Records from a dataset:
.....

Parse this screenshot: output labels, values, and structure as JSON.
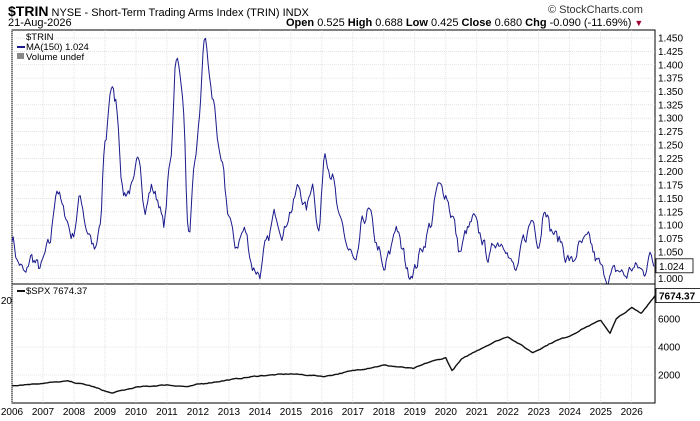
{
  "header": {
    "symbol": "$TRIN",
    "description": "NYSE - Short-Term Trading Arms Index (TRIN)",
    "exchange": "INDX",
    "brand": "© StockCharts.com",
    "date": "21-Aug-2026",
    "open_label": "Open",
    "open": "0.525",
    "high_label": "High",
    "high": "0.688",
    "low_label": "Low",
    "low": "0.425",
    "close_label": "Close",
    "close": "0.680",
    "chg_label": "Chg",
    "chg": "-0.090 (-11.69%)"
  },
  "colors": {
    "trin": "#1a1a8c",
    "spx": "#111111",
    "grid": "#d0d0d0",
    "arrow": "#a00030"
  },
  "chart_data": [
    {
      "type": "line",
      "panel": "upper",
      "legend": [
        "$TRIN",
        "MA(150) 1.024",
        "Volume undef"
      ],
      "ylim": [
        0.975,
        1.465
      ],
      "y_ticks": [
        1.0,
        1.025,
        1.05,
        1.075,
        1.1,
        1.125,
        1.15,
        1.175,
        1.2,
        1.225,
        1.25,
        1.275,
        1.3,
        1.325,
        1.35,
        1.375,
        1.4,
        1.425,
        1.45
      ],
      "last_value_label": "1.024",
      "x_ticks": [
        "2006",
        "2007",
        "2008",
        "2009",
        "2010",
        "2011",
        "2012",
        "2013",
        "2014",
        "2015",
        "2016",
        "2017",
        "2018",
        "2019",
        "2020",
        "2021",
        "2022",
        "2023",
        "2024",
        "2025",
        "2026"
      ],
      "xlim": [
        2006.0,
        2026.75
      ],
      "series": [
        {
          "name": "MA(150)",
          "x": [
            2006.0,
            2006.2,
            2006.45,
            2006.6,
            2006.9,
            2007.2,
            2007.45,
            2007.7,
            2007.95,
            2008.2,
            2008.45,
            2008.7,
            2008.85,
            2009.0,
            2009.2,
            2009.35,
            2009.6,
            2009.9,
            2010.1,
            2010.3,
            2010.5,
            2010.7,
            2010.9,
            2011.1,
            2011.3,
            2011.5,
            2011.7,
            2011.9,
            2012.05,
            2012.2,
            2012.5,
            2012.75,
            2013.0,
            2013.2,
            2013.5,
            2013.8,
            2014.0,
            2014.2,
            2014.5,
            2014.75,
            2015.0,
            2015.25,
            2015.5,
            2015.7,
            2015.9,
            2016.1,
            2016.3,
            2016.6,
            2016.9,
            2017.1,
            2017.3,
            2017.5,
            2017.8,
            2018.0,
            2018.15,
            2018.4,
            2018.6,
            2018.8,
            2019.0,
            2019.25,
            2019.5,
            2019.75,
            2020.0,
            2020.2,
            2020.45,
            2020.7,
            2020.9,
            2021.1,
            2021.4,
            2021.6,
            2021.9,
            2022.1,
            2022.3,
            2022.5,
            2022.8,
            2023.0,
            2023.2,
            2023.4,
            2023.7,
            2023.9,
            2024.1,
            2024.3,
            2024.6,
            2024.9,
            2025.1,
            2025.25,
            2025.4,
            2025.6,
            2025.8,
            2026.0,
            2026.2,
            2026.4,
            2026.55,
            2026.75
          ],
          "y": [
            1.08,
            1.03,
            1.005,
            1.04,
            1.02,
            1.06,
            1.17,
            1.12,
            1.08,
            1.15,
            1.09,
            1.05,
            1.1,
            1.25,
            1.36,
            1.33,
            1.16,
            1.17,
            1.23,
            1.13,
            1.17,
            1.15,
            1.1,
            1.21,
            1.42,
            1.35,
            1.08,
            1.2,
            1.3,
            1.45,
            1.33,
            1.21,
            1.12,
            1.06,
            1.09,
            1.02,
            1.01,
            1.06,
            1.12,
            1.09,
            1.13,
            1.17,
            1.13,
            1.18,
            1.09,
            1.24,
            1.2,
            1.1,
            1.05,
            1.02,
            1.1,
            1.125,
            1.06,
            1.01,
            1.04,
            1.1,
            1.05,
            1.01,
            1.02,
            1.06,
            1.1,
            1.17,
            1.16,
            1.12,
            1.05,
            1.09,
            1.11,
            1.08,
            1.04,
            1.07,
            1.07,
            1.03,
            1.01,
            1.07,
            1.11,
            1.07,
            1.14,
            1.09,
            1.07,
            1.04,
            1.03,
            1.06,
            1.07,
            1.03,
            1.01,
            1.0,
            1.01,
            1.015,
            1.005,
            1.02,
            1.02,
            1.01,
            1.045,
            1.024
          ]
        }
      ]
    },
    {
      "type": "line",
      "panel": "lower",
      "legend": [
        "$SPX 7674.37"
      ],
      "ylim": [
        0,
        8500
      ],
      "y_ticks": [
        2000,
        4000,
        6000
      ],
      "last_value_label": "7674.37",
      "x_ticks": [
        "2006",
        "2007",
        "2008",
        "2009",
        "2010",
        "2011",
        "2012",
        "2013",
        "2014",
        "2015",
        "2016",
        "2017",
        "2018",
        "2019",
        "2020",
        "2021",
        "2022",
        "2023",
        "2024",
        "2025",
        "2026"
      ],
      "xlim": [
        2006.0,
        2026.75
      ],
      "series": [
        {
          "name": "$SPX",
          "x": [
            2006.0,
            2007.0,
            2007.8,
            2008.5,
            2009.2,
            2010.0,
            2011.0,
            2011.7,
            2012.0,
            2013.0,
            2014.0,
            2015.0,
            2016.1,
            2017.0,
            2018.0,
            2018.95,
            2019.5,
            2020.0,
            2020.2,
            2020.5,
            2021.0,
            2021.5,
            2022.0,
            2022.8,
            2023.5,
            2024.0,
            2024.5,
            2025.0,
            2025.3,
            2025.5,
            2026.0,
            2026.3,
            2026.75
          ],
          "y": [
            1250,
            1420,
            1550,
            1250,
            700,
            1120,
            1300,
            1150,
            1330,
            1650,
            1950,
            2080,
            1900,
            2300,
            2700,
            2450,
            2950,
            3230,
            2300,
            3100,
            3750,
            4300,
            4750,
            3600,
            4400,
            4800,
            5400,
            5900,
            5000,
            6000,
            6800,
            6400,
            7674
          ]
        }
      ]
    }
  ]
}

.....

Task directions:
Copy every record character for character. Skip the pictures.

Answer to the exercise:
Parse this screenshot: output labels, values, and structure as JSON.
{
  "header": {
    "symbol": "$TRIN",
    "description": "NYSE - Short-Term Trading Arms Index (TRIN)",
    "exchange": "INDX",
    "brand": "© StockCharts.com",
    "date": "21-Aug-2026",
    "open_label": "Open",
    "open": "0.525",
    "high_label": "High",
    "high": "0.688",
    "low_label": "Low",
    "low": "0.425",
    "close_label": "Close",
    "close": "0.680",
    "chg_label": "Chg",
    "chg": "-0.090 (-11.69%)"
  },
  "colors": {
    "trin": "#1a1a8c",
    "spx": "#111111",
    "grid": "#d0d0d0",
    "arrow": "#a00030"
  },
  "chart_data": [
    {
      "type": "line",
      "panel": "upper",
      "legend": [
        "$TRIN",
        "MA(150) 1.024",
        "Volume undef"
      ],
      "ylim": [
        0.975,
        1.465
      ],
      "y_ticks": [
        1.0,
        1.025,
        1.05,
        1.075,
        1.1,
        1.125,
        1.15,
        1.175,
        1.2,
        1.225,
        1.25,
        1.275,
        1.3,
        1.325,
        1.35,
        1.375,
        1.4,
        1.425,
        1.45
      ],
      "last_value_label": "1.024",
      "x_ticks": [
        "2006",
        "2007",
        "2008",
        "2009",
        "2010",
        "2011",
        "2012",
        "2013",
        "2014",
        "2015",
        "2016",
        "2017",
        "2018",
        "2019",
        "2020",
        "2021",
        "2022",
        "2023",
        "2024",
        "2025",
        "2026"
      ],
      "xlim": [
        2006.0,
        2026.75
      ],
      "series": [
        {
          "name": "MA(150)",
          "x": [
            2006.0,
            2006.2,
            2006.45,
            2006.6,
            2006.9,
            2007.2,
            2007.45,
            2007.7,
            2007.95,
            2008.2,
            2008.45,
            2008.7,
            2008.85,
            2009.0,
            2009.2,
            2009.35,
            2009.6,
            2009.9,
            2010.1,
            2010.3,
            2010.5,
            2010.7,
            2010.9,
            2011.1,
            2011.3,
            2011.5,
            2011.7,
            2011.9,
            2012.05,
            2012.2,
            2012.5,
            2012.75,
            2013.0,
            2013.2,
            2013.5,
            2013.8,
            2014.0,
            2014.2,
            2014.5,
            2014.75,
            2015.0,
            2015.25,
            2015.5,
            2015.7,
            2015.9,
            2016.1,
            2016.3,
            2016.6,
            2016.9,
            2017.1,
            2017.3,
            2017.5,
            2017.8,
            2018.0,
            2018.15,
            2018.4,
            2018.6,
            2018.8,
            2019.0,
            2019.25,
            2019.5,
            2019.75,
            2020.0,
            2020.2,
            2020.45,
            2020.7,
            2020.9,
            2021.1,
            2021.4,
            2021.6,
            2021.9,
            2022.1,
            2022.3,
            2022.5,
            2022.8,
            2023.0,
            2023.2,
            2023.4,
            2023.7,
            2023.9,
            2024.1,
            2024.3,
            2024.6,
            2024.9,
            2025.1,
            2025.25,
            2025.4,
            2025.6,
            2025.8,
            2026.0,
            2026.2,
            2026.4,
            2026.55,
            2026.75
          ],
          "y": [
            1.08,
            1.03,
            1.005,
            1.04,
            1.02,
            1.06,
            1.17,
            1.12,
            1.08,
            1.15,
            1.09,
            1.05,
            1.1,
            1.25,
            1.36,
            1.33,
            1.16,
            1.17,
            1.23,
            1.13,
            1.17,
            1.15,
            1.1,
            1.21,
            1.42,
            1.35,
            1.08,
            1.2,
            1.3,
            1.45,
            1.33,
            1.21,
            1.12,
            1.06,
            1.09,
            1.02,
            1.01,
            1.06,
            1.12,
            1.09,
            1.13,
            1.17,
            1.13,
            1.18,
            1.09,
            1.24,
            1.2,
            1.1,
            1.05,
            1.02,
            1.1,
            1.125,
            1.06,
            1.01,
            1.04,
            1.1,
            1.05,
            1.01,
            1.02,
            1.06,
            1.1,
            1.17,
            1.16,
            1.12,
            1.05,
            1.09,
            1.11,
            1.08,
            1.04,
            1.07,
            1.07,
            1.03,
            1.01,
            1.07,
            1.11,
            1.07,
            1.14,
            1.09,
            1.07,
            1.04,
            1.03,
            1.06,
            1.07,
            1.03,
            1.01,
            1.0,
            1.01,
            1.015,
            1.005,
            1.02,
            1.02,
            1.01,
            1.045,
            1.024
          ]
        }
      ]
    },
    {
      "type": "line",
      "panel": "lower",
      "legend": [
        "$SPX 7674.37"
      ],
      "ylim": [
        0,
        8500
      ],
      "y_ticks": [
        2000,
        4000,
        6000
      ],
      "last_value_label": "7674.37",
      "x_ticks": [
        "2006",
        "2007",
        "2008",
        "2009",
        "2010",
        "2011",
        "2012",
        "2013",
        "2014",
        "2015",
        "2016",
        "2017",
        "2018",
        "2019",
        "2020",
        "2021",
        "2022",
        "2023",
        "2024",
        "2025",
        "2026"
      ],
      "xlim": [
        2006.0,
        2026.75
      ],
      "series": [
        {
          "name": "$SPX",
          "x": [
            2006.0,
            2007.0,
            2007.8,
            2008.5,
            2009.2,
            2010.0,
            2011.0,
            2011.7,
            2012.0,
            2013.0,
            2014.0,
            2015.0,
            2016.1,
            2017.0,
            2018.0,
            2018.95,
            2019.5,
            2020.0,
            2020.2,
            2020.5,
            2021.0,
            2021.5,
            2022.0,
            2022.8,
            2023.5,
            2024.0,
            2024.5,
            2025.0,
            2025.3,
            2025.5,
            2026.0,
            2026.3,
            2026.75
          ],
          "y": [
            1250,
            1420,
            1550,
            1250,
            700,
            1120,
            1300,
            1150,
            1330,
            1650,
            1950,
            2080,
            1900,
            2300,
            2700,
            2450,
            2950,
            3230,
            2300,
            3100,
            3750,
            4300,
            4750,
            3600,
            4400,
            4800,
            5400,
            5900,
            5000,
            6000,
            6800,
            6400,
            7674
          ]
        }
      ]
    }
  ]
}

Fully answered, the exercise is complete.